**WHAT YOU SHOULD DO:** Find and copy every line in the records that includes the string "still".

**EXTRACTED ENTRIES:**
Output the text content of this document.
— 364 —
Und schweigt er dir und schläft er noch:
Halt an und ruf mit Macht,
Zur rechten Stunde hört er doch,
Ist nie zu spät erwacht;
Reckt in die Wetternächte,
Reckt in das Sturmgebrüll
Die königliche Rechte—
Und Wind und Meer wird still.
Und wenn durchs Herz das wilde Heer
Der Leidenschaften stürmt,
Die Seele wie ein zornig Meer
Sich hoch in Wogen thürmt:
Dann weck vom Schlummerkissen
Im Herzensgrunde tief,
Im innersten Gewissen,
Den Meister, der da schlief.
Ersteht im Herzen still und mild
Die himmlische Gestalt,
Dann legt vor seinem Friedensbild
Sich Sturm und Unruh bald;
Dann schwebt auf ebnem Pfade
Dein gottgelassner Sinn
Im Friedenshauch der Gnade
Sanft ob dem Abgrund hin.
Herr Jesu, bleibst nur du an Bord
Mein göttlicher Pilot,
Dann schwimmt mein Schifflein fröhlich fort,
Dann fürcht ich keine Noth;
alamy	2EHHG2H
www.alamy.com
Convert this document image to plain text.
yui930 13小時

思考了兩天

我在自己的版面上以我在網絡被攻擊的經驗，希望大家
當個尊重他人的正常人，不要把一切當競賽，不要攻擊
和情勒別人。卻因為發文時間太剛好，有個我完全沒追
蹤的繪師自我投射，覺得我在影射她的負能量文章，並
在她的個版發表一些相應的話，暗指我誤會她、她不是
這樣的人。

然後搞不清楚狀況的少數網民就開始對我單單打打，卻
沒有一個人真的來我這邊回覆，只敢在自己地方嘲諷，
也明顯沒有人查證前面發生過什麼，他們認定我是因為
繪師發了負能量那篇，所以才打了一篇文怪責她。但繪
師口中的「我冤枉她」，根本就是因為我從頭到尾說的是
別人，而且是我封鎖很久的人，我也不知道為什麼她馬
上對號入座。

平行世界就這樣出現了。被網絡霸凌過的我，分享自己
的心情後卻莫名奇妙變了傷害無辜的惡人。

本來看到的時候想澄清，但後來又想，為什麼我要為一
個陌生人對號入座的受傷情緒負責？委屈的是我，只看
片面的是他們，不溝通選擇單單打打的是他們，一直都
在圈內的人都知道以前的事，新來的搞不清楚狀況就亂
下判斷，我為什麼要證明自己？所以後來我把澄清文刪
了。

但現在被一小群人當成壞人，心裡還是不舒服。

**FINISHED ANSWER:**
Und Wind und Meer wird still.
Ersteht im Herzen still und mild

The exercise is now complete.